• Labeled box records:
────────────────────

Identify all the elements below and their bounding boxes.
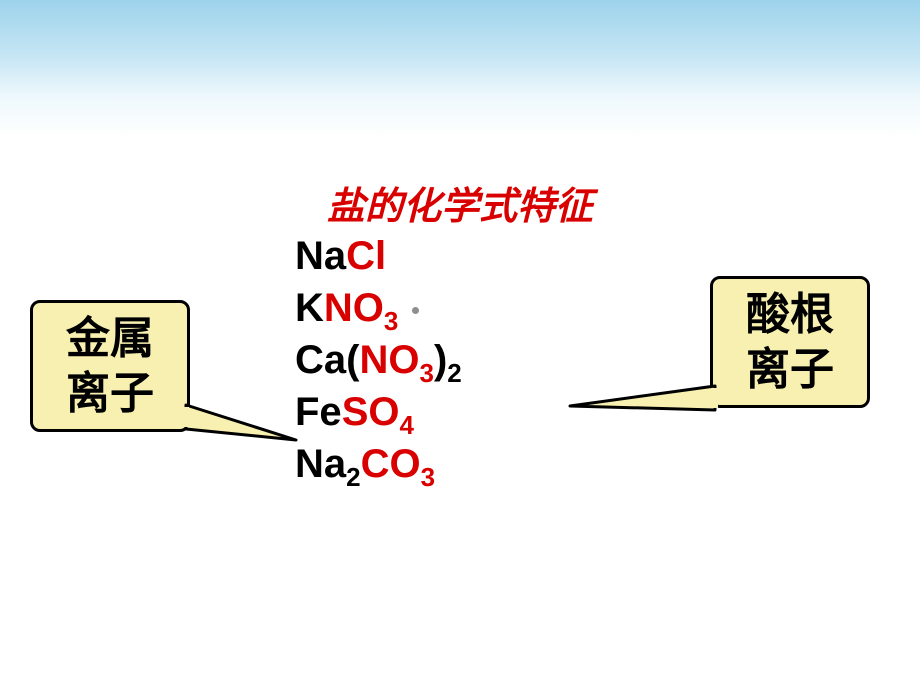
formula-row: Ca(NO3)2: [295, 334, 462, 386]
anion: NO: [359, 338, 419, 382]
cation: K: [295, 286, 324, 330]
formula-list: NaClKNO3Ca(NO3)2FeSO4Na2CO3: [295, 230, 462, 490]
cation: Ca: [295, 338, 346, 382]
formula-row: NaCl: [295, 230, 462, 282]
close-paren: ): [434, 338, 447, 382]
anion: Cl: [346, 234, 386, 278]
open-paren: (: [346, 338, 359, 382]
anion-subscript: 4: [399, 410, 413, 440]
callout-left-line2: 离子: [47, 366, 173, 421]
anion-subscript: 3: [384, 306, 398, 336]
cation-subscript: 2: [346, 462, 360, 492]
anion-subscript: 3: [419, 358, 433, 388]
formula-row: KNO3: [295, 282, 462, 334]
callout-right-line2: 离子: [727, 342, 853, 397]
anion: CO: [361, 442, 421, 486]
formula-row: Na2CO3: [295, 438, 462, 490]
callout-metal-ion: 金属 离子: [30, 300, 190, 432]
callout-acid-radical-ion: 酸根 离子: [710, 276, 870, 408]
callout-right-line1: 酸根: [727, 287, 853, 342]
anion: SO: [342, 390, 400, 434]
cation: Na: [295, 234, 346, 278]
outer-subscript: 2: [447, 358, 461, 388]
callout-left-line1: 金属: [47, 311, 173, 366]
bullet-dot: [412, 307, 419, 314]
anion: NO: [324, 286, 384, 330]
formula-row: FeSO4: [295, 386, 462, 438]
anion-subscript: 3: [421, 462, 435, 492]
slide-title: 盐的化学式特征: [0, 175, 920, 230]
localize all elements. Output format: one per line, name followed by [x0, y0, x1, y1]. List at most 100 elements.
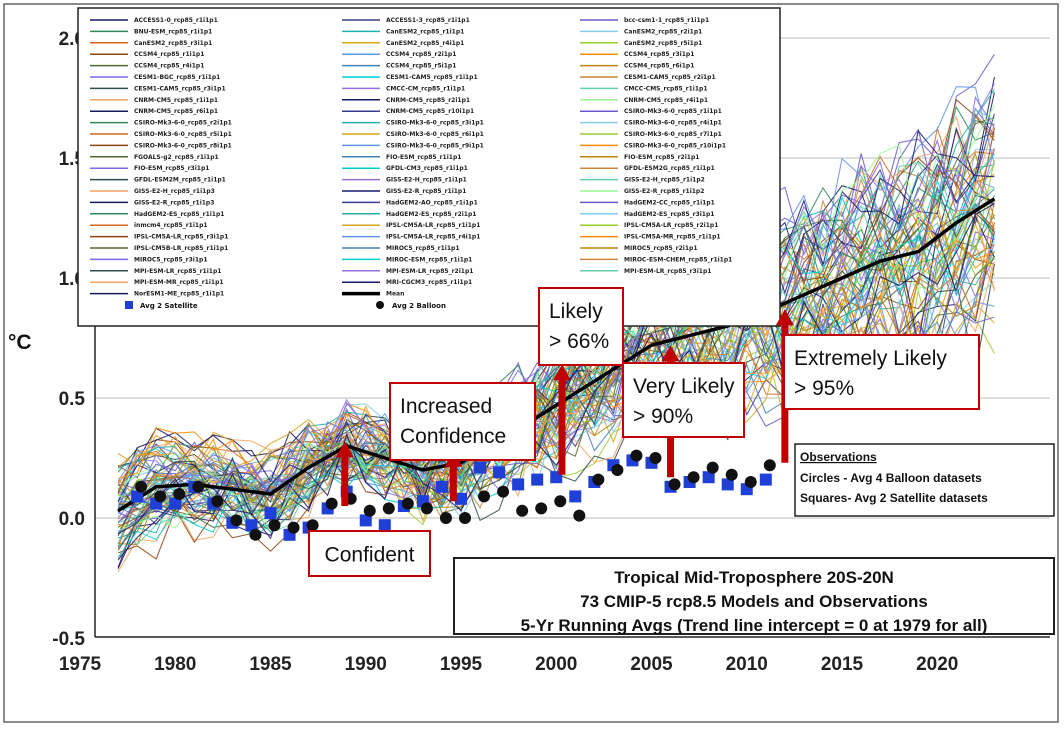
legend-label: CSIRO-Mk3-6-0_rcp85_r5i1p1 [134, 131, 232, 138]
callout-text: Confident [325, 544, 415, 567]
satellite-point [378, 519, 391, 532]
legend-label: CanESM2_rcp85_r5i1p1 [624, 40, 702, 47]
legend-label: GFDL-CM3_rcp85_r1i1p1 [386, 165, 468, 172]
balloon-point [173, 488, 186, 500]
x-tick-label: 1980 [154, 654, 196, 675]
callout-box [538, 287, 624, 366]
callout-text: Very Likely [633, 375, 735, 398]
legend-label: MIROC-ESM-CHEM_rcp85_r1i1p1 [624, 256, 732, 263]
model-line [118, 211, 995, 512]
balloon-point [287, 521, 300, 534]
satellite-point [169, 497, 182, 510]
balloon-point [497, 485, 510, 498]
satellite-point [264, 507, 277, 520]
observations-line: Circles - Avg 4 Balloon datasets [800, 471, 982, 485]
legend-balloon-marker [376, 301, 384, 309]
callout-text: > 66% [549, 330, 609, 353]
callout-text: Increased [400, 395, 492, 418]
legend-label: HadGEM2-ES_rcp85_r1i1p1 [134, 211, 224, 218]
legend-label: FGOALS-g2_rcp85_r1i1p1 [134, 154, 219, 161]
legend-label: MPI-ESM-MR_rcp85_r1i1p1 [134, 279, 224, 286]
satellite-point [531, 473, 544, 486]
legend-label: inmcm4_rcp85_r1i1p1 [134, 222, 208, 229]
balloon-series [135, 449, 776, 541]
balloon-point [306, 519, 319, 532]
callout-text: Confidence [400, 425, 506, 448]
legend-label: ACCESS1-0_rcp85_r1i1p1 [134, 17, 218, 24]
legend-label: IPSL-CM5B-LR_rcp85_r1i1p1 [134, 245, 228, 252]
legend-label: CESM1-CAM5_rcp85_r2i1p1 [624, 74, 716, 81]
legend-label: GFDL-ESM2M_rcp85_r1i1p1 [134, 177, 226, 184]
title-line: Tropical Mid-Troposphere 20S-20N [614, 568, 894, 587]
balloon-point [611, 464, 624, 476]
legend-label: HadGEM2-ES_rcp85_r2i1p1 [386, 211, 476, 218]
legend-label: FIO-ESM_rcp85_r3i1p1 [134, 165, 209, 172]
balloon-point [706, 461, 719, 474]
legend-label: CanESM2_rcp85_r2i1p1 [624, 28, 702, 35]
legend-label: GFDL-ESM2G_rcp85_r1i1p1 [624, 165, 715, 172]
balloon-point [382, 502, 395, 515]
callout-text: Extremely Likely [794, 347, 947, 370]
legend-label: CCSM4_rcp85_r3i1p1 [624, 51, 694, 58]
balloon-point [687, 471, 700, 484]
legend-label: MIROC5_rcp85_r3i1p1 [134, 256, 208, 263]
mean-line [117, 197, 996, 513]
observations-title: Observations [800, 450, 877, 464]
satellite-point [435, 480, 448, 493]
legend-label: bcc-csm1-1_rcp85_r1i1p1 [624, 17, 709, 24]
observations-frame [794, 443, 1055, 517]
legend-label: NorESM1-ME_rcp85_r1i1p1 [134, 291, 224, 298]
y-axis-unit: °C [8, 331, 32, 354]
legend-label: CSIRO-Mk3-6-0_rcp85_r6i1p1 [386, 131, 484, 138]
balloon-point [535, 502, 548, 515]
model-line [117, 98, 995, 560]
balloon-point [649, 452, 662, 464]
callout-text: Likely [549, 300, 603, 323]
satellite-point [131, 490, 144, 503]
balloon-point [420, 502, 433, 515]
satellite-point [569, 490, 582, 503]
legend-label: GISS-E2-R_rcp85_r1i1p2 [624, 188, 704, 195]
legend-label: CSIRO-Mk3-6-0_rcp85_r4i1p1 [624, 120, 722, 127]
x-tick-label: 2005 [630, 654, 673, 675]
satellite-point [474, 461, 487, 474]
legend-label: CSIRO-Mk3-6-0_rcp85_r10i1p1 [624, 142, 726, 149]
legend-box [77, 7, 781, 327]
balloon-point [211, 495, 224, 508]
legend-label: GISS-E2-R_rcp85_r1i1p1 [386, 188, 466, 195]
legend-label: MIROC5_rcp85_r1i1p1 [386, 245, 460, 252]
legend-label: CNRM-CM5_rcp85_r2i1p1 [386, 97, 470, 104]
model-line [117, 129, 995, 561]
balloon-point [401, 497, 414, 510]
title-line: 73 CMIP-5 rcp8.5 Models and Observations [580, 592, 928, 611]
mean-series [117, 197, 996, 513]
satellite-point [512, 478, 525, 491]
x-tick-label: 2015 [821, 654, 864, 675]
observations-box: Observations Circles - Avg 4 Balloon data… [794, 443, 1055, 517]
legend-label: BNU-ESM_rcp85_r1i1p1 [134, 28, 212, 35]
balloon-point [592, 473, 605, 486]
title-box: Tropical Mid-Troposphere 20S-20N 73 CMIP-… [453, 557, 1055, 635]
balloon-point [192, 480, 205, 493]
balloon-point [230, 514, 243, 527]
legend-label: ACCESS1-3_rcp85_r1i1p1 [386, 17, 470, 24]
balloon-point [459, 512, 471, 524]
balloon-point [268, 519, 281, 532]
balloon-point [249, 528, 262, 541]
satellite-point [245, 519, 258, 532]
balloon-point [478, 490, 491, 503]
legend-label: MIROC5_rcp85_r2i1p1 [624, 245, 698, 252]
model-line [117, 200, 995, 502]
x-tick-label: 1990 [345, 654, 387, 675]
legend-label: CSIRO-Mk3-6-0_rcp85_r1i1p1 [624, 108, 722, 115]
legend-label: Mean [386, 291, 404, 298]
y-tick-label: 0.5 [59, 389, 86, 410]
x-tick-labels: 1975 1980 1985 1990 1995 2000 2005 2010 2015 2020 [59, 654, 959, 675]
arrow-head [775, 309, 794, 326]
y-tick-label: -0.5 [52, 629, 85, 650]
x-tick-label: 2010 [726, 654, 768, 675]
legend-label: MRI-CGCM3_rcp85_r1i1p1 [386, 279, 472, 286]
callout-text: > 95% [794, 377, 854, 400]
satellite-point [493, 466, 506, 479]
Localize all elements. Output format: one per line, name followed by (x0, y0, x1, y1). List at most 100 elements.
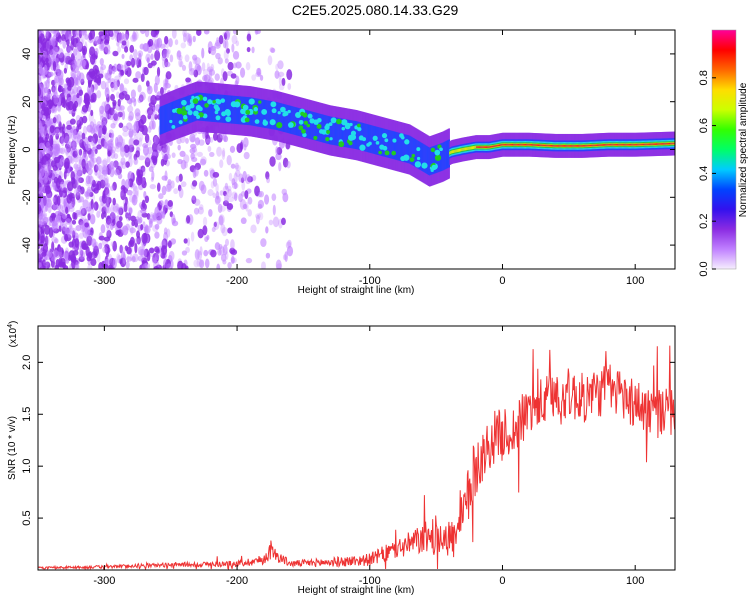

────────────────────

In the entries above, find every line containing the string "most" and copy each one in full. Match case exactly.

• Output:
localize all elements. Output format: one per line, name followed by [x0, y0, x1, y1]. List at most 100 elements.
Localize all elements. Output format: one per line, name followed by (x0, y0, x1, y1). List at most 100 elements.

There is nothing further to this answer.